▸ Given task
Go through the entries below and pick out every line with "things".

▸ Stored records

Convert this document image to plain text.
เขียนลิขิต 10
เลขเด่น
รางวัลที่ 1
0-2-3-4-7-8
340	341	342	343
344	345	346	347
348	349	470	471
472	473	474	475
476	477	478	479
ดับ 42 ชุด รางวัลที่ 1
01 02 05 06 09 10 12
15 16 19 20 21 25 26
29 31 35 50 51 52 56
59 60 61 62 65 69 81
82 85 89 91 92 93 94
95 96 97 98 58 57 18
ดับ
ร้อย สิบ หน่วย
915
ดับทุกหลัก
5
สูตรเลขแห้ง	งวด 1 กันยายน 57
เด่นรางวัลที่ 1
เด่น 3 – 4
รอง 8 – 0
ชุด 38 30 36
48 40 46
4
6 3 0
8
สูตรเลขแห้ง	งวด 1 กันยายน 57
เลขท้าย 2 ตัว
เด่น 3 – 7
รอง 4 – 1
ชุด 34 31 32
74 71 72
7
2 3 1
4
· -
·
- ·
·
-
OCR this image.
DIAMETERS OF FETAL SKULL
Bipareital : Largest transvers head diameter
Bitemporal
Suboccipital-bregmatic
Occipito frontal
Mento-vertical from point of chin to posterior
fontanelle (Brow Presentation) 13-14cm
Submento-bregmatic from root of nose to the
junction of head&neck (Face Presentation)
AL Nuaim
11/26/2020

--

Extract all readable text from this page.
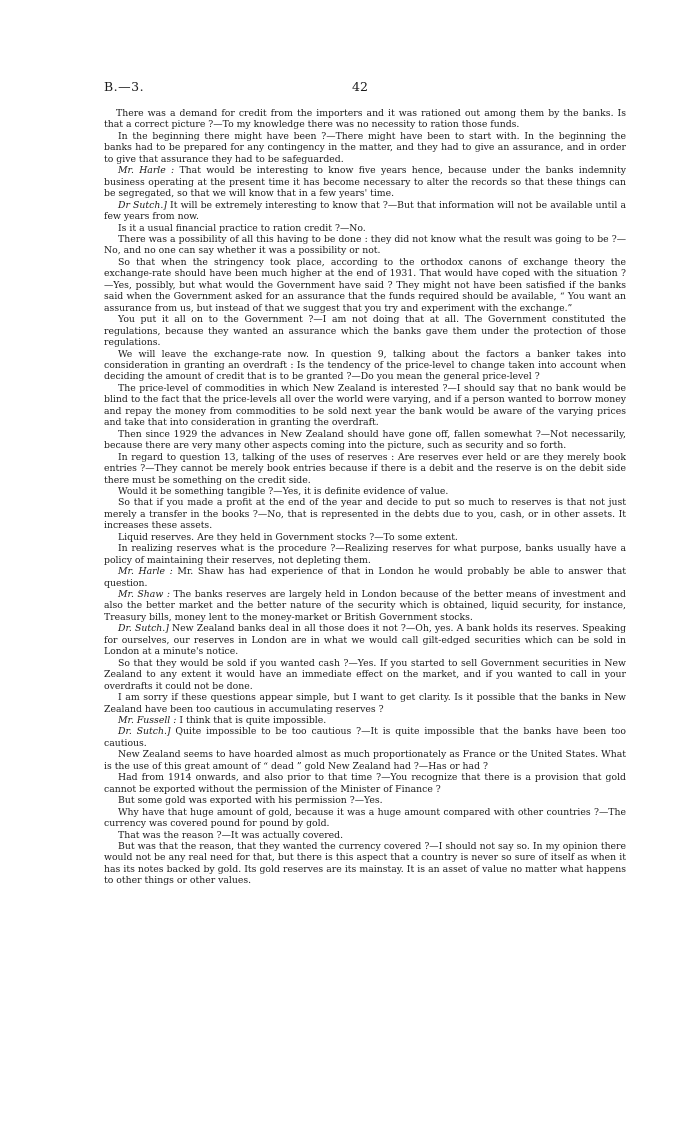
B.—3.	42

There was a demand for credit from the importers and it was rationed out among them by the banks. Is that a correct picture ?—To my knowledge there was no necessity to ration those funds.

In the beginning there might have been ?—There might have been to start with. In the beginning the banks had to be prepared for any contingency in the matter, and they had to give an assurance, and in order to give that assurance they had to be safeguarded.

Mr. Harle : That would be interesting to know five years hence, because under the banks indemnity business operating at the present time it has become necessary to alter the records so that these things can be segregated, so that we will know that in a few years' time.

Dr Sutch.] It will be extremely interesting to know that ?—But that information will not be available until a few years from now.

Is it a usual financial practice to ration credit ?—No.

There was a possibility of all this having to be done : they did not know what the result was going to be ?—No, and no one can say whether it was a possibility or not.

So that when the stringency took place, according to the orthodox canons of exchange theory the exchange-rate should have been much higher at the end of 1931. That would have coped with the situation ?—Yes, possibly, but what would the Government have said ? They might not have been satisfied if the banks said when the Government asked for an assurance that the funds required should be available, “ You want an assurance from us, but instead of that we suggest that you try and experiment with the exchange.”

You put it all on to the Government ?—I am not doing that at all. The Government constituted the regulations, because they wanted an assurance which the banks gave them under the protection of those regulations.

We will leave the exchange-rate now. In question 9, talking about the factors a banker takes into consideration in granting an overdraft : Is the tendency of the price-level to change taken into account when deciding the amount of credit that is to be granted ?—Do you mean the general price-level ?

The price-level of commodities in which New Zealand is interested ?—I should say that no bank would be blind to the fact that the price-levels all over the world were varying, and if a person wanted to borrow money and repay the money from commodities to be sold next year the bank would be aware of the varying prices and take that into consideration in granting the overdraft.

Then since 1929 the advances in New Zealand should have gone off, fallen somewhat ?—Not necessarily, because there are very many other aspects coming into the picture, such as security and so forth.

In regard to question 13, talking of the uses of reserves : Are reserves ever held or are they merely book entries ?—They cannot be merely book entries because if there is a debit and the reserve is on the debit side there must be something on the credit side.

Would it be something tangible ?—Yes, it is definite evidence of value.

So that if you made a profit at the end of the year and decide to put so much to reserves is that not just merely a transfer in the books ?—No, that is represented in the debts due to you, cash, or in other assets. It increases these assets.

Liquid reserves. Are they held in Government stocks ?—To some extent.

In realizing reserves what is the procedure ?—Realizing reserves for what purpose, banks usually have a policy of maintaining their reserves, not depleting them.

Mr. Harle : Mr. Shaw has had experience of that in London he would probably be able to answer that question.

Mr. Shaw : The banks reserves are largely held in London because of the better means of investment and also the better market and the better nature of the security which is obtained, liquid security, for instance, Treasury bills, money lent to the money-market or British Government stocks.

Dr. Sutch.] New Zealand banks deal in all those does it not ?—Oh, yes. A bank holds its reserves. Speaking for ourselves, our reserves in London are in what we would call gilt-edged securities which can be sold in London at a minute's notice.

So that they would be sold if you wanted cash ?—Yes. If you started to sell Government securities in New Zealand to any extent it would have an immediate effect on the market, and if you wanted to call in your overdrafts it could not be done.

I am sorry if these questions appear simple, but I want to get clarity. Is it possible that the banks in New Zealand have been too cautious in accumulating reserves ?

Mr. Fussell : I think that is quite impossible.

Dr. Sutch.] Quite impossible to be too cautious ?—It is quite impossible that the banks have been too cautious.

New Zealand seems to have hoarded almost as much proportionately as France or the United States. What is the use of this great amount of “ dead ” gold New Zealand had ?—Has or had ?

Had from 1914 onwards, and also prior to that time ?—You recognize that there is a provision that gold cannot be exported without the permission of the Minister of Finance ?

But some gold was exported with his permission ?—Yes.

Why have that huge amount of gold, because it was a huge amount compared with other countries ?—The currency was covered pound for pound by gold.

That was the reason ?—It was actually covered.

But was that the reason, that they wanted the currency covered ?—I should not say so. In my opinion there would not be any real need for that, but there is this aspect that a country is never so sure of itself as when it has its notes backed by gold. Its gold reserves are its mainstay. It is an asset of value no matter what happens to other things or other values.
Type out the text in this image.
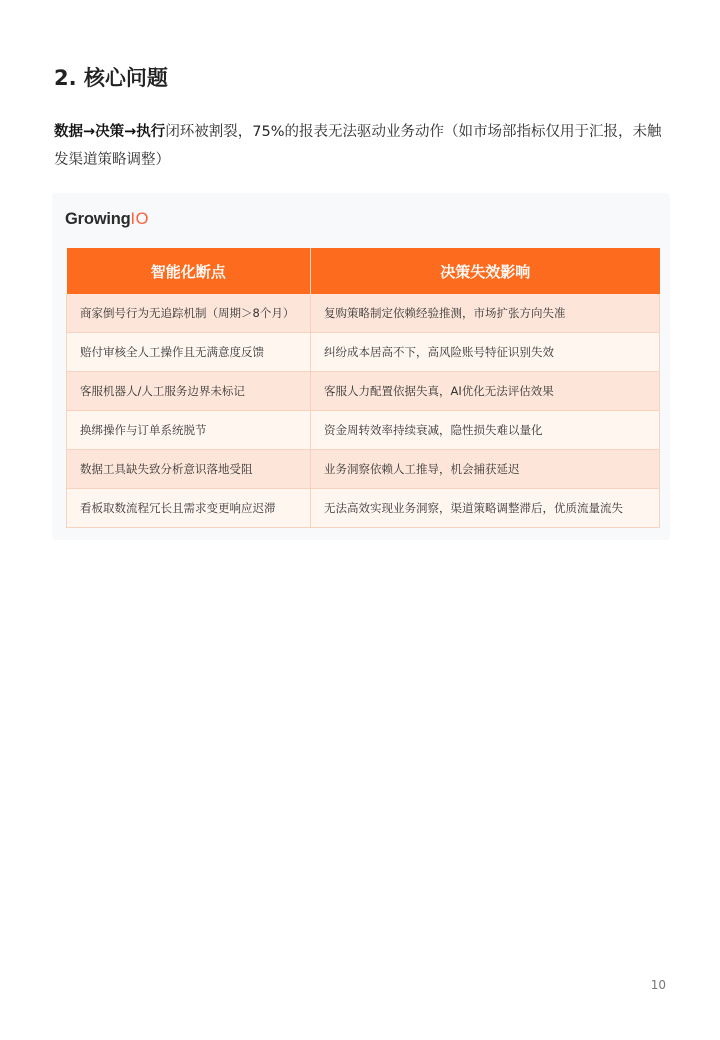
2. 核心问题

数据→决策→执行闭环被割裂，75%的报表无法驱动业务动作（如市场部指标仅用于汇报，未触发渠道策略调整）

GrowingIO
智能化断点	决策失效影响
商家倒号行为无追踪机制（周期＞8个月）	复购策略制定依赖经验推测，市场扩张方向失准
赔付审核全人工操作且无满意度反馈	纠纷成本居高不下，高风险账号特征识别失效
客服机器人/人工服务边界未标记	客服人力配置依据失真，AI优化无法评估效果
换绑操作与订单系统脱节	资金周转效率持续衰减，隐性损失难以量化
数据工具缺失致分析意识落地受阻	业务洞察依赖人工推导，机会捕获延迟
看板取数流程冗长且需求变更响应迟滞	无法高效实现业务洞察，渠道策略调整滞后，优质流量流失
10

▸ Task response
Mr. Harle : That would be interesting to know five years hence, because under the banks indemnity business operating at the present time it has become necessary to alter the records so that these things can be segregated, so that we will know that in a few years' time.
But was that the reason, that they wanted the currency covered ?—I should not say so. In my opinion there would not be any real need for that, but there is this aspect that a country is never so sure of itself as when it has its notes backed by gold. Its gold reserves are its mainstay. It is an asset of value no matter what happens to other things or other values.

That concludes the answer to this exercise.